Figure dataset records:

====================

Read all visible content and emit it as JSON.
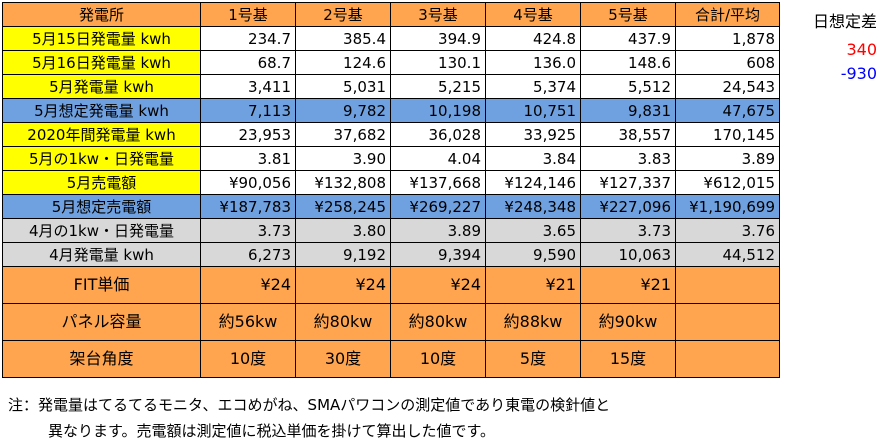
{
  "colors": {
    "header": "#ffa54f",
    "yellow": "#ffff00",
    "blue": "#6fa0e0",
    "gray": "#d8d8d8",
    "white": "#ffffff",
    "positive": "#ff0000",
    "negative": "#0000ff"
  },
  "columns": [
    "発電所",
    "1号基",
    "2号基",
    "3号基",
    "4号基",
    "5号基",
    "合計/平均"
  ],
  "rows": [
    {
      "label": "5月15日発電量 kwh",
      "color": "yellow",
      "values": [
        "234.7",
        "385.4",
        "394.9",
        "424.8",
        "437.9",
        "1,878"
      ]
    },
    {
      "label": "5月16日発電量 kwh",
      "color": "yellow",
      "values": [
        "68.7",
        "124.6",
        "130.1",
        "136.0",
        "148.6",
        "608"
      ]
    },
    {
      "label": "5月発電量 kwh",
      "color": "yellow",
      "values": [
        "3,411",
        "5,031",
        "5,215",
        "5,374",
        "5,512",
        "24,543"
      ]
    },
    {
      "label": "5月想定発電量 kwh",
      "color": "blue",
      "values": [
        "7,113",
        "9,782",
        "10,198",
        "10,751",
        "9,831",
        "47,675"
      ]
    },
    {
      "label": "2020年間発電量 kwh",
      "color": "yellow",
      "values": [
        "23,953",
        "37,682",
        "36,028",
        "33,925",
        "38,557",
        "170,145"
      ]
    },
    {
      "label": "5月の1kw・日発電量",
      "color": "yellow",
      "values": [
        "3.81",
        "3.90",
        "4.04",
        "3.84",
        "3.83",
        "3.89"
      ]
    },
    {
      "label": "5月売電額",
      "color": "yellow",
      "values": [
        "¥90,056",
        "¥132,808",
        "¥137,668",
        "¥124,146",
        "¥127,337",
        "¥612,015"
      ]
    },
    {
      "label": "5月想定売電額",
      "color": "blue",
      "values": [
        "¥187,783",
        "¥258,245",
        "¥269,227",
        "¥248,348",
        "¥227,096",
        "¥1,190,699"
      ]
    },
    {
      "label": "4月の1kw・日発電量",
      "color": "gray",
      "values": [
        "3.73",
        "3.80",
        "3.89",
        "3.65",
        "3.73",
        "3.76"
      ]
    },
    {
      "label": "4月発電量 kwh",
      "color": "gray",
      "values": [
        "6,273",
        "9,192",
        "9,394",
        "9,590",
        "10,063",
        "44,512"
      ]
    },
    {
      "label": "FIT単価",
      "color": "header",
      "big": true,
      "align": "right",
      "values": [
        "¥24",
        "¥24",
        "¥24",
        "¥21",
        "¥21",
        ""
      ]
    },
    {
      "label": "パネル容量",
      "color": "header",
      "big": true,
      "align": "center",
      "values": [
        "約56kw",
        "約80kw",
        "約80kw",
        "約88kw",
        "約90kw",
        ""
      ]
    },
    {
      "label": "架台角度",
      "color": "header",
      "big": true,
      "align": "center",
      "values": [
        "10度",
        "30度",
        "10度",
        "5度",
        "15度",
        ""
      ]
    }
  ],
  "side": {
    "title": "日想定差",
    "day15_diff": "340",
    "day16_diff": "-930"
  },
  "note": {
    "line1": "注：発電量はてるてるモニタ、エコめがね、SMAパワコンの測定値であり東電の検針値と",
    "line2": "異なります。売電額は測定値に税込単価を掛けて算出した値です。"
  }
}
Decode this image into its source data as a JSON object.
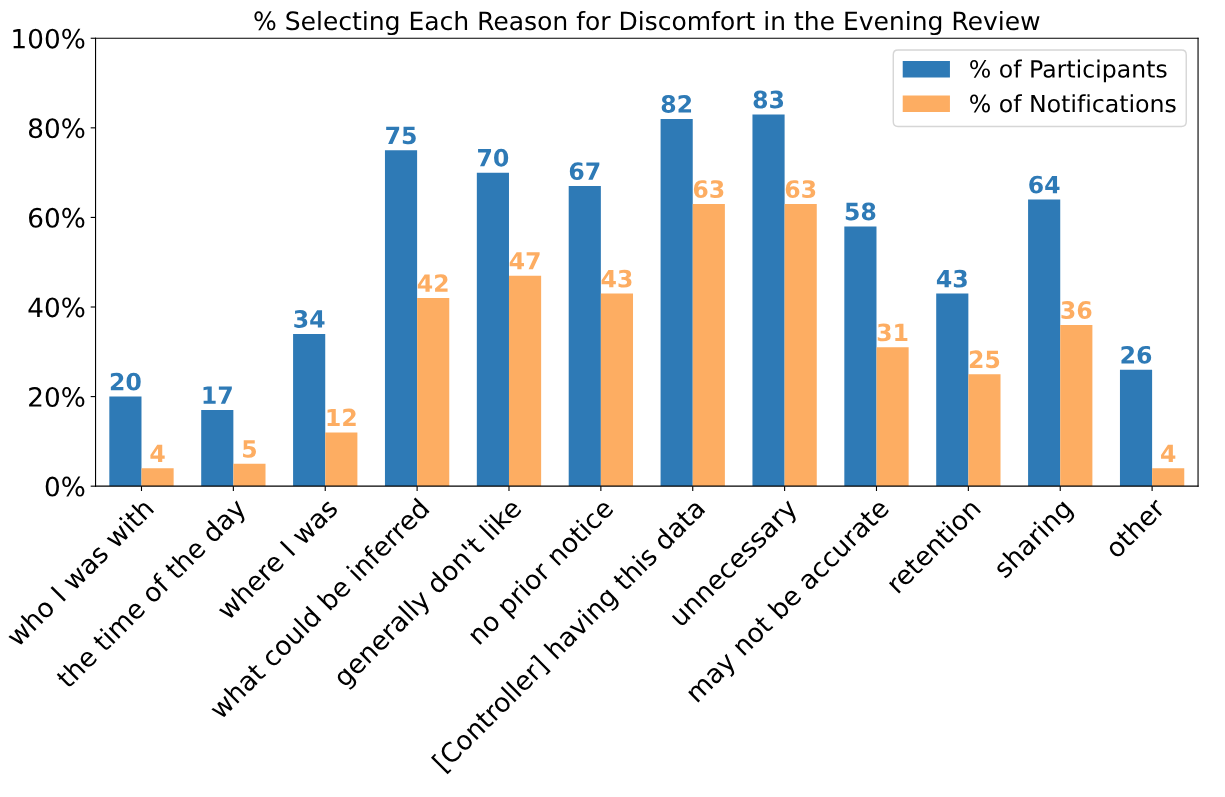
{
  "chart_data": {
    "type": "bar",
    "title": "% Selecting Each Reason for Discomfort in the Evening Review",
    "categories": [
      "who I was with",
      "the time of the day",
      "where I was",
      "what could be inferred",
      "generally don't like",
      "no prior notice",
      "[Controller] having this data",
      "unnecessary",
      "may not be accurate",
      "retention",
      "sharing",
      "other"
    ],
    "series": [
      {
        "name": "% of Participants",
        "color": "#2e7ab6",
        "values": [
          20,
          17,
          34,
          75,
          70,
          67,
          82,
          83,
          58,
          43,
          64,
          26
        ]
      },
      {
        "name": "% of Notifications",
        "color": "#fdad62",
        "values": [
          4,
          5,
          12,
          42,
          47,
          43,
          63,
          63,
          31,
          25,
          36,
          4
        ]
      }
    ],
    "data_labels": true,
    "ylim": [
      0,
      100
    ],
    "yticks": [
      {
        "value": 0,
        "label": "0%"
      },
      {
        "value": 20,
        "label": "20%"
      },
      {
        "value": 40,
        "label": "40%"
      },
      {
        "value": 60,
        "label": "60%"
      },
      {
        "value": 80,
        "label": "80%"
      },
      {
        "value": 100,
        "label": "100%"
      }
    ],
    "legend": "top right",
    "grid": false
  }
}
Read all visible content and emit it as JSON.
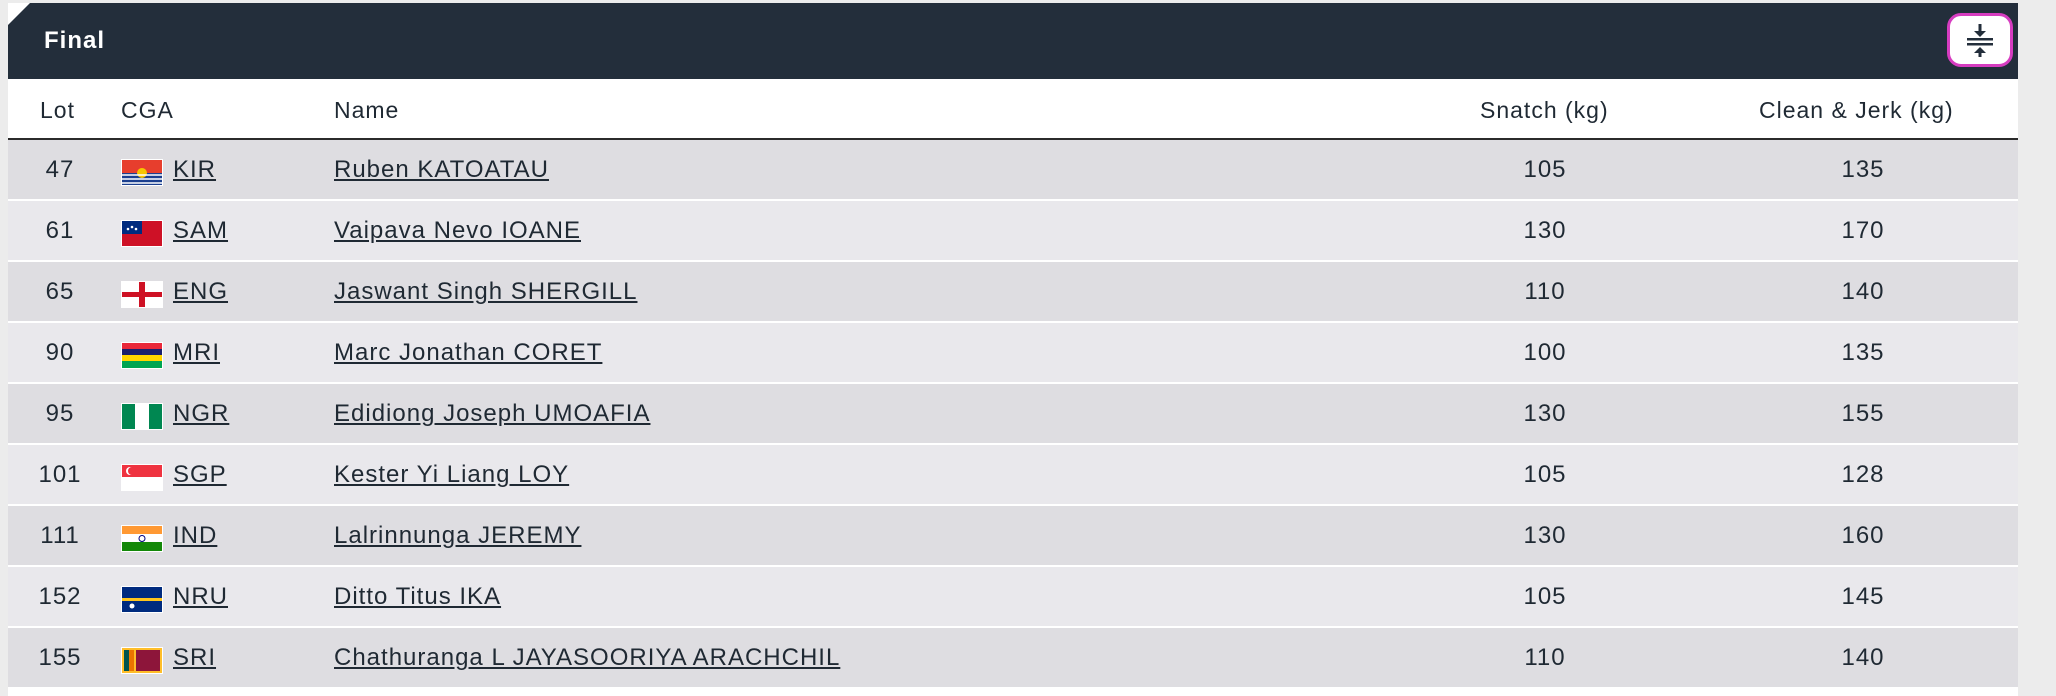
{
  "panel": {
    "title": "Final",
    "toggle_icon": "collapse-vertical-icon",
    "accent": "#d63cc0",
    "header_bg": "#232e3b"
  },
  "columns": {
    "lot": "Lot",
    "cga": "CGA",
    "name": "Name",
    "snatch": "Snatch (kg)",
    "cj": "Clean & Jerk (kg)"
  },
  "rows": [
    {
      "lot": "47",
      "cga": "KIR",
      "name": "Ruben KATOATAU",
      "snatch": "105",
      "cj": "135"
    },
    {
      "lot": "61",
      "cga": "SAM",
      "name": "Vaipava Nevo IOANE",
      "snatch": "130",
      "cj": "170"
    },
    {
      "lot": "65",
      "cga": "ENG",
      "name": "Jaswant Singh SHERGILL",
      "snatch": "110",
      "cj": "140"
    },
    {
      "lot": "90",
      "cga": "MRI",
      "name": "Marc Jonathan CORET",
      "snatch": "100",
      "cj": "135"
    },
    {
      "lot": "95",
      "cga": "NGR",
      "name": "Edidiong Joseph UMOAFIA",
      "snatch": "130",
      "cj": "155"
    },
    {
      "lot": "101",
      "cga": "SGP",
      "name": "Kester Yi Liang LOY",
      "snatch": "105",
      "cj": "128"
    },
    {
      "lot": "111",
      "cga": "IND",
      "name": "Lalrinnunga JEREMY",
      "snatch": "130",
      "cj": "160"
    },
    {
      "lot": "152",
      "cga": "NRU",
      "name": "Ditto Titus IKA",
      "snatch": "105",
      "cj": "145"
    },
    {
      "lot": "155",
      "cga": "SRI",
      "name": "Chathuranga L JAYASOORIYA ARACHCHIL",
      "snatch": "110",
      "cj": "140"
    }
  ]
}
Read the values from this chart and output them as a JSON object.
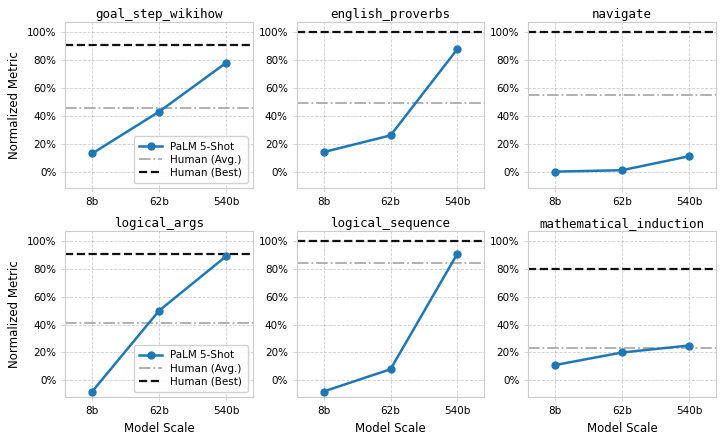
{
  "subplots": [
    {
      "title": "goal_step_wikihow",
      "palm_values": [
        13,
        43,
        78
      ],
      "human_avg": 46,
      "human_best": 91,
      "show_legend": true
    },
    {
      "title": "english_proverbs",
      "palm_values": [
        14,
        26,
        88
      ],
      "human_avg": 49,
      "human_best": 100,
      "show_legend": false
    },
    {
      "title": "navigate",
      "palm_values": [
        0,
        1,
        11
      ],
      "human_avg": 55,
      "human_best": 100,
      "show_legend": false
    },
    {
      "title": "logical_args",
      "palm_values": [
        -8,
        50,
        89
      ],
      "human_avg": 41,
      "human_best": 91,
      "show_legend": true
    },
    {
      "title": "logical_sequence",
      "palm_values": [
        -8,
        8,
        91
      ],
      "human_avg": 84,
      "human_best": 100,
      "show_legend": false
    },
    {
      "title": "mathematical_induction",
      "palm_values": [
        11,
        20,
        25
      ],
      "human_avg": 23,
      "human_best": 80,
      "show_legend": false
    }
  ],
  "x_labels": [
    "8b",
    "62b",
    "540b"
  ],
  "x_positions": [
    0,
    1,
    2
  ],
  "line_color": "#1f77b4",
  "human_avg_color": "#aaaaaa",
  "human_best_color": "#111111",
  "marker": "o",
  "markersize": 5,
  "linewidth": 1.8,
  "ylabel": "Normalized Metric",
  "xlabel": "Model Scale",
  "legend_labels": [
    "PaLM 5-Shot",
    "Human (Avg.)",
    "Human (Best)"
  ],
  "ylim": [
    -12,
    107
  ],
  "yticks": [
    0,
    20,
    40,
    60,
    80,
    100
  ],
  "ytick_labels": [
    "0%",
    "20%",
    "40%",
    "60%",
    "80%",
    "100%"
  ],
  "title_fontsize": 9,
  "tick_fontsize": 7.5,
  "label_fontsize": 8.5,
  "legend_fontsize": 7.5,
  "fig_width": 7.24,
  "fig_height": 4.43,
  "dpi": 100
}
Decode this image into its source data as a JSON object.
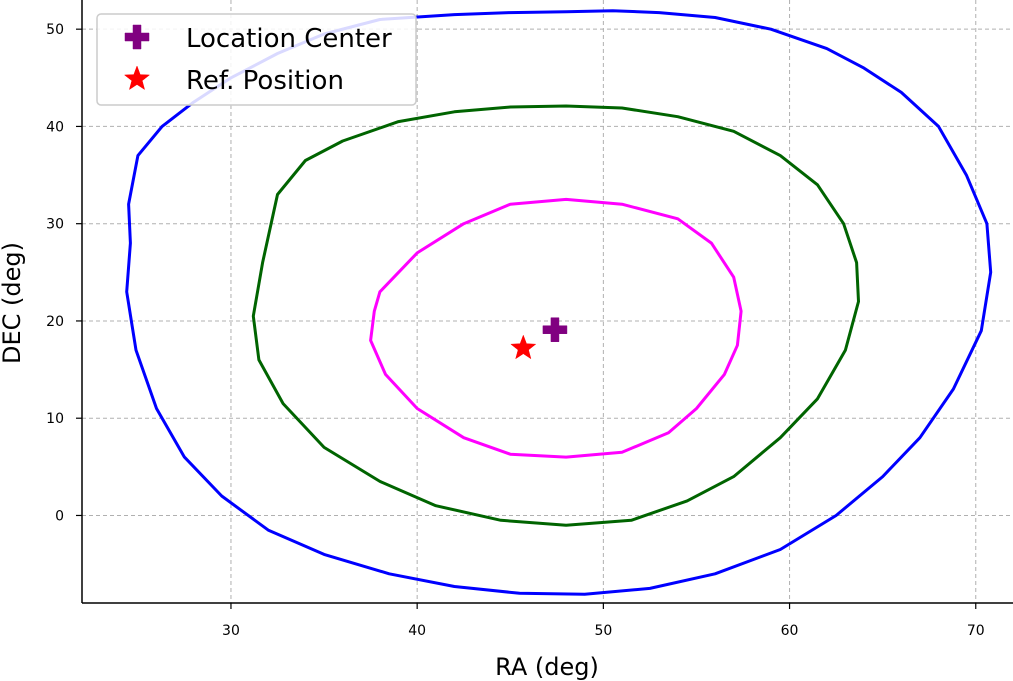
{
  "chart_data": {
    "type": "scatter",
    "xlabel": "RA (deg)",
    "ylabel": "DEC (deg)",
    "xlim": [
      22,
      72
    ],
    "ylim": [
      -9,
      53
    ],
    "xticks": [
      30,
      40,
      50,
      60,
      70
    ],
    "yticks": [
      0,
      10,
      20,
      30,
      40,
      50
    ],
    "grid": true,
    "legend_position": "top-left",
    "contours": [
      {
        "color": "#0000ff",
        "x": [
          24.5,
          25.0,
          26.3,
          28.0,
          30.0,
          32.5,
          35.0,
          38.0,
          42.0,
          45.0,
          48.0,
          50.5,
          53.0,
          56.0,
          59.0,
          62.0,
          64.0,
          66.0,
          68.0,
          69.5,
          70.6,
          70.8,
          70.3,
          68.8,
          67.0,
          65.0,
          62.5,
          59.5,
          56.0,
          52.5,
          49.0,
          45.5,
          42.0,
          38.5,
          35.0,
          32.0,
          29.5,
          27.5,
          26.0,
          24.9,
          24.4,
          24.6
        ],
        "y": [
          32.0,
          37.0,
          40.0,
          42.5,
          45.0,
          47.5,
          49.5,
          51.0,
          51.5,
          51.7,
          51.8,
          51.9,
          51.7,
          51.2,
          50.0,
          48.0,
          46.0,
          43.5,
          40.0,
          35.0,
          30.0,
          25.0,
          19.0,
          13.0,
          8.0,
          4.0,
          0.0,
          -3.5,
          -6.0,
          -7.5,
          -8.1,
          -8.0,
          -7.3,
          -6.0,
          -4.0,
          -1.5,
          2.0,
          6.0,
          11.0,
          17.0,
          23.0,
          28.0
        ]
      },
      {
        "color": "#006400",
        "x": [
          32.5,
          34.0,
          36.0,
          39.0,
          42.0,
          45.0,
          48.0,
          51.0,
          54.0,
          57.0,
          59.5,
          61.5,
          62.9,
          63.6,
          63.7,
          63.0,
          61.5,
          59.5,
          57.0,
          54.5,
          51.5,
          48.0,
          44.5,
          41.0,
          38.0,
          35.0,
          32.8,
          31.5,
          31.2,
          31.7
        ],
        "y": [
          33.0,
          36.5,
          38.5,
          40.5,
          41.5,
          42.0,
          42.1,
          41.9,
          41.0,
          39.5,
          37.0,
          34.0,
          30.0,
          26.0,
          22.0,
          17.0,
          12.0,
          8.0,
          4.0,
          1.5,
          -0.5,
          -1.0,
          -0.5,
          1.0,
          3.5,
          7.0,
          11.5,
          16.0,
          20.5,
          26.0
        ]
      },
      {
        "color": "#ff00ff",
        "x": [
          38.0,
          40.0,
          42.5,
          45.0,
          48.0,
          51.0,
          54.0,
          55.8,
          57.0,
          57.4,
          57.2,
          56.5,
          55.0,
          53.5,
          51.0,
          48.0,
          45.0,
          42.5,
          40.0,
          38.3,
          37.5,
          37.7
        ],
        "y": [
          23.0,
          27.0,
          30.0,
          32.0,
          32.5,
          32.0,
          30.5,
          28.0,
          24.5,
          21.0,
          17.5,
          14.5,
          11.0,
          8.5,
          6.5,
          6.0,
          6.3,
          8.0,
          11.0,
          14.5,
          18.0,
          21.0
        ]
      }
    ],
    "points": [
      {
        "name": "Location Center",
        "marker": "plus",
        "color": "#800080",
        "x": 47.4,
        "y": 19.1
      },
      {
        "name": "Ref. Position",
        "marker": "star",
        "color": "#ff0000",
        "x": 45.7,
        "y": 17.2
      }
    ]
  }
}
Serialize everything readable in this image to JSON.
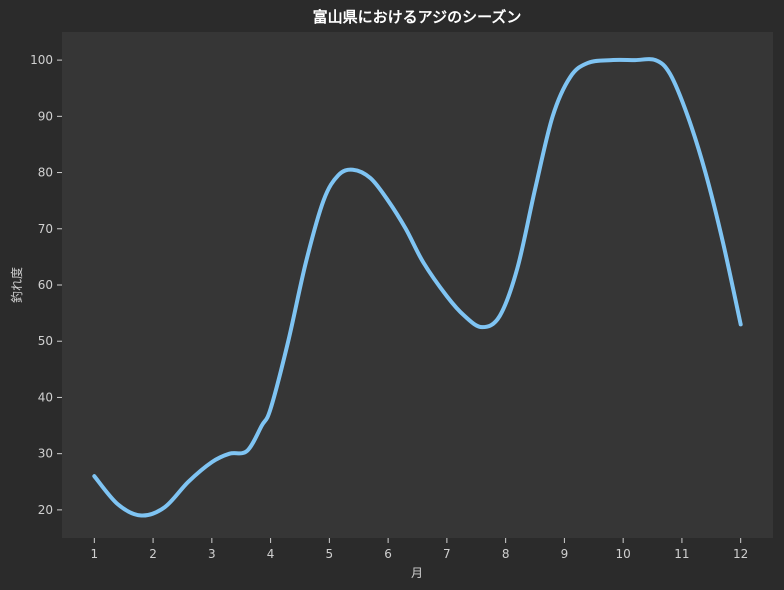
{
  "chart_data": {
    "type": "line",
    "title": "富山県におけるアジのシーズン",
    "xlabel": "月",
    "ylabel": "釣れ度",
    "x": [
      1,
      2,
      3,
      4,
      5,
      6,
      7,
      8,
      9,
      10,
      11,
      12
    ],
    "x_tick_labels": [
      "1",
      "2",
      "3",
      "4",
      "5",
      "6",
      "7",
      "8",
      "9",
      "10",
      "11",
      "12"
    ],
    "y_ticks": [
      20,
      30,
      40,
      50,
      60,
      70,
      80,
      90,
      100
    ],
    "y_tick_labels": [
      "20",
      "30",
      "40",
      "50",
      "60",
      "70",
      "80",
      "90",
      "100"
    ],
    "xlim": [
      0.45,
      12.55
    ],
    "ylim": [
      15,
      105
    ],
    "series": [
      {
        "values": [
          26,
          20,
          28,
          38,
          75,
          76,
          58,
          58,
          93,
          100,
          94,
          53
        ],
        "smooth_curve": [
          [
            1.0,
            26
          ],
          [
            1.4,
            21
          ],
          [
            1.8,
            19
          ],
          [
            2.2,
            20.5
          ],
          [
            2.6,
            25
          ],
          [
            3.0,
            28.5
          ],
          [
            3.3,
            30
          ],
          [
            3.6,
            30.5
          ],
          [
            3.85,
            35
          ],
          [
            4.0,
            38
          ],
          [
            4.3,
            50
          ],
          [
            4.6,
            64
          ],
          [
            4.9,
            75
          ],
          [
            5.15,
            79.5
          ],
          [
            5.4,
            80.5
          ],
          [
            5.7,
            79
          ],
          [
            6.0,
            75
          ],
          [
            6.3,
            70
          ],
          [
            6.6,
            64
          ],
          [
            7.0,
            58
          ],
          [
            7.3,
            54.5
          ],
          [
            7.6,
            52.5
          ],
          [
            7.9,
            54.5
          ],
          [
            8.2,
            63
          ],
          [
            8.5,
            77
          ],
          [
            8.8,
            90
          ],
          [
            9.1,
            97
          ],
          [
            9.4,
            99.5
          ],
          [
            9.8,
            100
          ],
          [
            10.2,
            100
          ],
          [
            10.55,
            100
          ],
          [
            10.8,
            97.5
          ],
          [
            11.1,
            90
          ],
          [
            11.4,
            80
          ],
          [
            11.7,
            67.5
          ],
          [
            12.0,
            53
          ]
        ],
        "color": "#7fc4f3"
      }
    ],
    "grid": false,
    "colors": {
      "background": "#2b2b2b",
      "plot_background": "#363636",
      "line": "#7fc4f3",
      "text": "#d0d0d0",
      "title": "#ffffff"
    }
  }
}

====================

Give the number of lines above that hold the word "xlabel", and nothing more.

▶ [THE ANSWER] 3